**Records about charts and figures**
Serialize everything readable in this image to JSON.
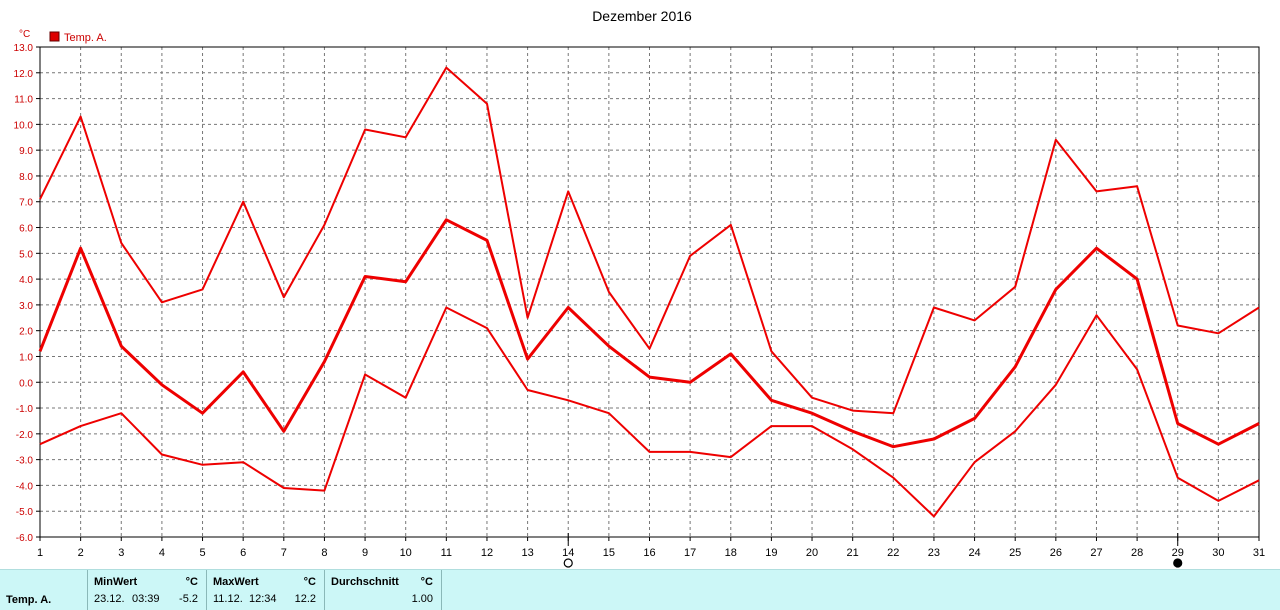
{
  "chart_data": {
    "type": "line",
    "title": "Dezember 2016",
    "y_unit": "°C",
    "legend": {
      "label": "Temp. A.",
      "placement": "top-left"
    },
    "x": [
      1,
      2,
      3,
      4,
      5,
      6,
      7,
      8,
      9,
      10,
      11,
      12,
      13,
      14,
      15,
      16,
      17,
      18,
      19,
      20,
      21,
      22,
      23,
      24,
      25,
      26,
      27,
      28,
      29,
      30,
      31
    ],
    "ylim": [
      -6.0,
      13.0
    ],
    "y_ticks": [
      "-6.0",
      "-5.0",
      "-4.0",
      "-3.0",
      "-2.0",
      "-1.0",
      "0.0",
      "1.0",
      "2.0",
      "3.0",
      "4.0",
      "5.0",
      "6.0",
      "7.0",
      "8.0",
      "9.0",
      "10.0",
      "11.0",
      "12.0",
      "13.0"
    ],
    "grid": true,
    "color": "#ee0000",
    "series": [
      {
        "values": [
          7.1,
          10.3,
          5.4,
          3.1,
          3.6,
          7.0,
          3.3,
          6.1,
          9.8,
          9.5,
          12.2,
          10.8,
          2.5,
          7.4,
          3.5,
          1.3,
          4.9,
          6.1,
          1.2,
          -0.6,
          -1.1,
          -1.2,
          2.9,
          2.4,
          3.7,
          9.4,
          7.4,
          7.6,
          2.2,
          1.9,
          2.9
        ]
      },
      {
        "values": [
          1.2,
          5.2,
          1.4,
          -0.1,
          -1.2,
          0.4,
          -1.9,
          0.8,
          4.1,
          3.9,
          6.3,
          5.5,
          0.9,
          2.9,
          1.4,
          0.2,
          0.0,
          1.1,
          -0.7,
          -1.2,
          -1.9,
          -2.5,
          -2.2,
          -1.4,
          0.6,
          3.6,
          5.2,
          4.0,
          -1.6,
          -2.4,
          -1.6
        ]
      },
      {
        "values": [
          -2.4,
          -1.7,
          -1.2,
          -2.8,
          -3.2,
          -3.1,
          -4.1,
          -4.2,
          0.3,
          -0.6,
          2.9,
          2.1,
          -0.3,
          -0.7,
          -1.2,
          -2.7,
          -2.7,
          -2.9,
          -1.7,
          -1.7,
          -2.6,
          -3.7,
          -5.2,
          -3.1,
          -1.9,
          -0.1,
          2.6,
          0.5,
          -3.7,
          -4.6,
          -3.8
        ]
      }
    ],
    "markers": [
      {
        "day": 14,
        "symbol": "moon-empty-circle"
      },
      {
        "day": 29,
        "symbol": "moon-filled-circle"
      }
    ]
  },
  "footer": {
    "row_label": "Temp. A.",
    "min": {
      "header": "MinWert",
      "unit": "°C",
      "date": "23.12.",
      "time": "03:39",
      "value": "-5.2"
    },
    "max": {
      "header": "MaxWert",
      "unit": "°C",
      "date": "11.12.",
      "time": "12:34",
      "value": "12.2"
    },
    "avg": {
      "header": "Durchschnitt",
      "unit": "°C",
      "value": "1.00"
    }
  }
}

**REQUIRED TASK**
Copy each line in full and exactly, omitting any picture.

**SOLUTION TO THE EXERCISE**
Serialize everything readable in this image to JSON.
{
  "chart_data": {
    "type": "line",
    "title": "Dezember 2016",
    "y_unit": "°C",
    "legend": {
      "label": "Temp. A.",
      "placement": "top-left"
    },
    "x": [
      1,
      2,
      3,
      4,
      5,
      6,
      7,
      8,
      9,
      10,
      11,
      12,
      13,
      14,
      15,
      16,
      17,
      18,
      19,
      20,
      21,
      22,
      23,
      24,
      25,
      26,
      27,
      28,
      29,
      30,
      31
    ],
    "ylim": [
      -6.0,
      13.0
    ],
    "y_ticks": [
      "-6.0",
      "-5.0",
      "-4.0",
      "-3.0",
      "-2.0",
      "-1.0",
      "0.0",
      "1.0",
      "2.0",
      "3.0",
      "4.0",
      "5.0",
      "6.0",
      "7.0",
      "8.0",
      "9.0",
      "10.0",
      "11.0",
      "12.0",
      "13.0"
    ],
    "grid": true,
    "color": "#ee0000",
    "series": [
      {
        "values": [
          7.1,
          10.3,
          5.4,
          3.1,
          3.6,
          7.0,
          3.3,
          6.1,
          9.8,
          9.5,
          12.2,
          10.8,
          2.5,
          7.4,
          3.5,
          1.3,
          4.9,
          6.1,
          1.2,
          -0.6,
          -1.1,
          -1.2,
          2.9,
          2.4,
          3.7,
          9.4,
          7.4,
          7.6,
          2.2,
          1.9,
          2.9
        ]
      },
      {
        "values": [
          1.2,
          5.2,
          1.4,
          -0.1,
          -1.2,
          0.4,
          -1.9,
          0.8,
          4.1,
          3.9,
          6.3,
          5.5,
          0.9,
          2.9,
          1.4,
          0.2,
          0.0,
          1.1,
          -0.7,
          -1.2,
          -1.9,
          -2.5,
          -2.2,
          -1.4,
          0.6,
          3.6,
          5.2,
          4.0,
          -1.6,
          -2.4,
          -1.6
        ]
      },
      {
        "values": [
          -2.4,
          -1.7,
          -1.2,
          -2.8,
          -3.2,
          -3.1,
          -4.1,
          -4.2,
          0.3,
          -0.6,
          2.9,
          2.1,
          -0.3,
          -0.7,
          -1.2,
          -2.7,
          -2.7,
          -2.9,
          -1.7,
          -1.7,
          -2.6,
          -3.7,
          -5.2,
          -3.1,
          -1.9,
          -0.1,
          2.6,
          0.5,
          -3.7,
          -4.6,
          -3.8
        ]
      }
    ],
    "markers": [
      {
        "day": 14,
        "symbol": "moon-empty-circle"
      },
      {
        "day": 29,
        "symbol": "moon-filled-circle"
      }
    ]
  },
  "footer": {
    "row_label": "Temp. A.",
    "min": {
      "header": "MinWert",
      "unit": "°C",
      "date": "23.12.",
      "time": "03:39",
      "value": "-5.2"
    },
    "max": {
      "header": "MaxWert",
      "unit": "°C",
      "date": "11.12.",
      "time": "12:34",
      "value": "12.2"
    },
    "avg": {
      "header": "Durchschnitt",
      "unit": "°C",
      "value": "1.00"
    }
  }
}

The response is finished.